◆ **DATA SUPPLIED**:
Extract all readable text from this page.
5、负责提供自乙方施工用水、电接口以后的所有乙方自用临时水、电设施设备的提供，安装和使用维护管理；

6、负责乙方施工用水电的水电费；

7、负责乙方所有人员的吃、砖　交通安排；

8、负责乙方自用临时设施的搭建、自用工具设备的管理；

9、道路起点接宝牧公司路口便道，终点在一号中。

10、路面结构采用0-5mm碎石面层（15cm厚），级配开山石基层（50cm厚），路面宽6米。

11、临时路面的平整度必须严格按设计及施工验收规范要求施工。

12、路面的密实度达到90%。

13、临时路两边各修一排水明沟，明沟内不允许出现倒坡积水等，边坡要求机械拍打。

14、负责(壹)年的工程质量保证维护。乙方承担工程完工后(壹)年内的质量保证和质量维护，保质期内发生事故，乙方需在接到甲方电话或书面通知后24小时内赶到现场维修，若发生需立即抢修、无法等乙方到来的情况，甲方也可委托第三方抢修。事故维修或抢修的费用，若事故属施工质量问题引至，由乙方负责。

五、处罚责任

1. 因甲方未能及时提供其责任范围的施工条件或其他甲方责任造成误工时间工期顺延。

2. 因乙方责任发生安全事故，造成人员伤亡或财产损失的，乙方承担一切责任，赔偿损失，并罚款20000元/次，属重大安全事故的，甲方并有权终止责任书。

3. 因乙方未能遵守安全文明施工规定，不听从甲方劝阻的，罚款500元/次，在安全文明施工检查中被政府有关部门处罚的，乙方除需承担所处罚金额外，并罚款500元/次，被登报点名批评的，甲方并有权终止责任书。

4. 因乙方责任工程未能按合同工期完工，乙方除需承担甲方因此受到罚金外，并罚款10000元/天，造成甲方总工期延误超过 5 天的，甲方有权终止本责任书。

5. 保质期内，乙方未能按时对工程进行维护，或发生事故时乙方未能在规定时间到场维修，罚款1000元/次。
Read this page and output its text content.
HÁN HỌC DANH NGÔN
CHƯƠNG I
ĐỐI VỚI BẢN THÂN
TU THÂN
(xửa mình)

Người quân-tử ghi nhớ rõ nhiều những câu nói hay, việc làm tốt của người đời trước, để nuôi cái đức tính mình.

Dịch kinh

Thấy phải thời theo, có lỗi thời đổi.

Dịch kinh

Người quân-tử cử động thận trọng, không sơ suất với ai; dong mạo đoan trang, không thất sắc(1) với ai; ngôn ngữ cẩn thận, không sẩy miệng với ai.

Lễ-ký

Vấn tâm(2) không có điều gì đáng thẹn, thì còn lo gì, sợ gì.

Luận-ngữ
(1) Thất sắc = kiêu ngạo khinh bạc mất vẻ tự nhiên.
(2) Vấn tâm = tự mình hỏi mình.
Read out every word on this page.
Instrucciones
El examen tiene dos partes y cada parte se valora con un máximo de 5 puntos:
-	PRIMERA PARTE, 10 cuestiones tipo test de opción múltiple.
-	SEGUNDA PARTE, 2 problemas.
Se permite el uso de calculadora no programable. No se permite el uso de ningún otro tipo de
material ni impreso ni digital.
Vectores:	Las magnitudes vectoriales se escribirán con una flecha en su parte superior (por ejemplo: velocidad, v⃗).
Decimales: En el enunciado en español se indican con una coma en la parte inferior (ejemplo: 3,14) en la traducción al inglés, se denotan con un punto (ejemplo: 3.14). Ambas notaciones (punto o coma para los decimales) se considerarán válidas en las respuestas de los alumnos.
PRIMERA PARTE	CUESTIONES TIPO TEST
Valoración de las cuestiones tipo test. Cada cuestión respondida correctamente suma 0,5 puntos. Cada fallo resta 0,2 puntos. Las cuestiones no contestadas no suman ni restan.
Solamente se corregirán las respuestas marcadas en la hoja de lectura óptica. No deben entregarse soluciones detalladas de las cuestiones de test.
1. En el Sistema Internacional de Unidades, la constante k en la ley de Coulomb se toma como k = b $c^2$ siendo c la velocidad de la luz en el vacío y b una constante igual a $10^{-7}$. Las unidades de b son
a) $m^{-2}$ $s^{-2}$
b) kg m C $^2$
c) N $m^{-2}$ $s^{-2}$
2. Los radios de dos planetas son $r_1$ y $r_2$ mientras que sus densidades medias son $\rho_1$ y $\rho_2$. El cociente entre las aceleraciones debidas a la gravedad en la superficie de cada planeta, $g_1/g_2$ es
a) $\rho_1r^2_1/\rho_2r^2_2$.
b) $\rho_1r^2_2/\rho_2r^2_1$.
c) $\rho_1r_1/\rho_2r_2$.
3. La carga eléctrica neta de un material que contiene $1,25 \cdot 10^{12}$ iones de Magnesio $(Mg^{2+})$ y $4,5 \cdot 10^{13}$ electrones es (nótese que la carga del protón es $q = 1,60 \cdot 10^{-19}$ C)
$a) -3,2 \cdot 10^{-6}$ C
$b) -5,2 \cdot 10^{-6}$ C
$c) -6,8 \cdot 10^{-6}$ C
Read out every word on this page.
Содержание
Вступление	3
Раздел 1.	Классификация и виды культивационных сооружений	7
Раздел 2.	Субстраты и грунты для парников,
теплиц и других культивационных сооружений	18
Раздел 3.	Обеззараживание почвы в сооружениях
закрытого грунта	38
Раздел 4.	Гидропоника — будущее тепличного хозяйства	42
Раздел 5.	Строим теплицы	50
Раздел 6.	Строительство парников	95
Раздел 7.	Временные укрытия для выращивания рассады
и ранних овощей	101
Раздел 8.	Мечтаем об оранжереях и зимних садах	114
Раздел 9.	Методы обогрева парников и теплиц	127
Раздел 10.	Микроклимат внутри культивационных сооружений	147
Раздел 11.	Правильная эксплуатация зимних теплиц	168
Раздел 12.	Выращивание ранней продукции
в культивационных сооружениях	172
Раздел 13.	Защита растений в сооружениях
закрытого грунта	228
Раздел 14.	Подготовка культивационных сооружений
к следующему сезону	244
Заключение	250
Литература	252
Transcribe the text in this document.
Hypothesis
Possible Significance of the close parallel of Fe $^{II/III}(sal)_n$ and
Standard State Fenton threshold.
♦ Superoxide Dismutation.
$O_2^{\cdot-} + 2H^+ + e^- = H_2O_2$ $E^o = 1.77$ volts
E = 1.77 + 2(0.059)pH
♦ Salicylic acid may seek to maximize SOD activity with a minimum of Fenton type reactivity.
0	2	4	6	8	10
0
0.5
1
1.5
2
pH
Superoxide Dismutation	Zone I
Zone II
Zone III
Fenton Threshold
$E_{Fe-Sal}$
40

◆ **PROBLEM REQUIREMENTS**: Every entry above needs to be quoted exactly.

◆ **EXERCISE SOLUTION**:
Extract all readable text from this page.
5、负责提供自乙方施工用水、电接口以后的所有乙方自用临时水、电设施设备的提供，安装和使用维护管理；

6、负责乙方施工用水电的水电费；

7、负责乙方所有人员的吃、砖　交通安排；

8、负责乙方自用临时设施的搭建、自用工具设备的管理；

9、道路起点接宝牧公司路口便道，终点在一号中。

10、路面结构采用0-5mm碎石面层（15cm厚），级配开山石基层（50cm厚），路面宽6米。

11、临时路面的平整度必须严格按设计及施工验收规范要求施工。

12、路面的密实度达到90%。

13、临时路两边各修一排水明沟，明沟内不允许出现倒坡积水等，边坡要求机械拍打。

14、负责(壹)年的工程质量保证维护。乙方承担工程完工后(壹)年内的质量保证和质量维护，保质期内发生事故，乙方需在接到甲方电话或书面通知后24小时内赶到现场维修，若发生需立即抢修、无法等乙方到来的情况，甲方也可委托第三方抢修。事故维修或抢修的费用，若事故属施工质量问题引至，由乙方负责。

五、处罚责任

1. 因甲方未能及时提供其责任范围的施工条件或其他甲方责任造成误工时间工期顺延。

2. 因乙方责任发生安全事故，造成人员伤亡或财产损失的，乙方承担一切责任，赔偿损失，并罚款20000元/次，属重大安全事故的，甲方并有权终止责任书。

3. 因乙方未能遵守安全文明施工规定，不听从甲方劝阻的，罚款500元/次，在安全文明施工检查中被政府有关部门处罚的，乙方除需承担所处罚金额外，并罚款500元/次，被登报点名批评的，甲方并有权终止责任书。

4. 因乙方责任工程未能按合同工期完工，乙方除需承担甲方因此受到罚金外，并罚款10000元/天，造成甲方总工期延误超过 5 天的，甲方有权终止本责任书。

5. 保质期内，乙方未能按时对工程进行维护，或发生事故时乙方未能在规定时间到场维修，罚款1000元/次。
Read this page and output its text content.
HÁN HỌC DANH NGÔN
CHƯƠNG I
ĐỐI VỚI BẢN THÂN
TU THÂN
(xửa mình)

Người quân-tử ghi nhớ rõ nhiều những câu nói hay, việc làm tốt của người đời trước, để nuôi cái đức tính mình.

Dịch kinh

Thấy phải thời theo, có lỗi thời đổi.

Dịch kinh

Người quân-tử cử động thận trọng, không sơ suất với ai; dong mạo đoan trang, không thất sắc(1) với ai; ngôn ngữ cẩn thận, không sẩy miệng với ai.

Lễ-ký

Vấn tâm(2) không có điều gì đáng thẹn, thì còn lo gì, sợ gì.

Luận-ngữ
(1) Thất sắc = kiêu ngạo khinh bạc mất vẻ tự nhiên.
(2) Vấn tâm = tự mình hỏi mình.
Read out every word on this page.
Instrucciones
El examen tiene dos partes y cada parte se valora con un máximo de 5 puntos:
-	PRIMERA PARTE, 10 cuestiones tipo test de opción múltiple.
-	SEGUNDA PARTE, 2 problemas.
Se permite el uso de calculadora no programable. No se permite el uso de ningún otro tipo de
material ni impreso ni digital.
Vectores:	Las magnitudes vectoriales se escribirán con una flecha en su parte superior (por ejemplo: velocidad, v⃗).
Decimales: En el enunciado en español se indican con una coma en la parte inferior (ejemplo: 3,14) en la traducción al inglés, se denotan con un punto (ejemplo: 3.14). Ambas notaciones (punto o coma para los decimales) se considerarán válidas en las respuestas de los alumnos.
PRIMERA PARTE	CUESTIONES TIPO TEST
Valoración de las cuestiones tipo test. Cada cuestión respondida correctamente suma 0,5 puntos. Cada fallo resta 0,2 puntos. Las cuestiones no contestadas no suman ni restan.
Solamente se corregirán las respuestas marcadas en la hoja de lectura óptica. No deben entregarse soluciones detalladas de las cuestiones de test.
1. En el Sistema Internacional de Unidades, la constante k en la ley de Coulomb se toma como k = b $c^2$ siendo c la velocidad de la luz en el vacío y b una constante igual a $10^{-7}$. Las unidades de b son
a) $m^{-2}$ $s^{-2}$
b) kg m C $^2$
c) N $m^{-2}$ $s^{-2}$
2. Los radios de dos planetas son $r_1$ y $r_2$ mientras que sus densidades medias son $\rho_1$ y $\rho_2$. El cociente entre las aceleraciones debidas a la gravedad en la superficie de cada planeta, $g_1/g_2$ es
a) $\rho_1r^2_1/\rho_2r^2_2$.
b) $\rho_1r^2_2/\rho_2r^2_1$.
c) $\rho_1r_1/\rho_2r_2$.
3. La carga eléctrica neta de un material que contiene $1,25 \cdot 10^{12}$ iones de Magnesio $(Mg^{2+})$ y $4,5 \cdot 10^{13}$ electrones es (nótese que la carga del protón es $q = 1,60 \cdot 10^{-19}$ C)
$a) -3,2 \cdot 10^{-6}$ C
$b) -5,2 \cdot 10^{-6}$ C
$c) -6,8 \cdot 10^{-6}$ C
Read out every word on this page.
Содержание
Вступление	3
Раздел 1.	Классификация и виды культивационных сооружений	7
Раздел 2.	Субстраты и грунты для парников,
теплиц и других культивационных сооружений	18
Раздел 3.	Обеззараживание почвы в сооружениях
закрытого грунта	38
Раздел 4.	Гидропоника — будущее тепличного хозяйства	42
Раздел 5.	Строим теплицы	50
Раздел 6.	Строительство парников	95
Раздел 7.	Временные укрытия для выращивания рассады
и ранних овощей	101
Раздел 8.	Мечтаем об оранжереях и зимних садах	114
Раздел 9.	Методы обогрева парников и теплиц	127
Раздел 10.	Микроклимат внутри культивационных сооружений	147
Раздел 11.	Правильная эксплуатация зимних теплиц	168
Раздел 12.	Выращивание ранней продукции
в культивационных сооружениях	172
Раздел 13.	Защита растений в сооружениях
закрытого грунта	228
Раздел 14.	Подготовка культивационных сооружений
к следующему сезону	244
Заключение	250
Литература	252
Transcribe the text in this document.
Hypothesis
Possible Significance of the close parallel of Fe $^{II/III}(sal)_n$ and
Standard State Fenton threshold.
♦ Superoxide Dismutation.
$O_2^{\cdot-} + 2H^+ + e^- = H_2O_2$ $E^o = 1.77$ volts
E = 1.77 + 2(0.059)pH
♦ Salicylic acid may seek to maximize SOD activity with a minimum of Fenton type reactivity.
0	2	4	6	8	10
0
0.5
1
1.5
2
pH
Superoxide Dismutation	Zone I
Zone II
Zone III
Fenton Threshold
$E_{Fe-Sal}$
40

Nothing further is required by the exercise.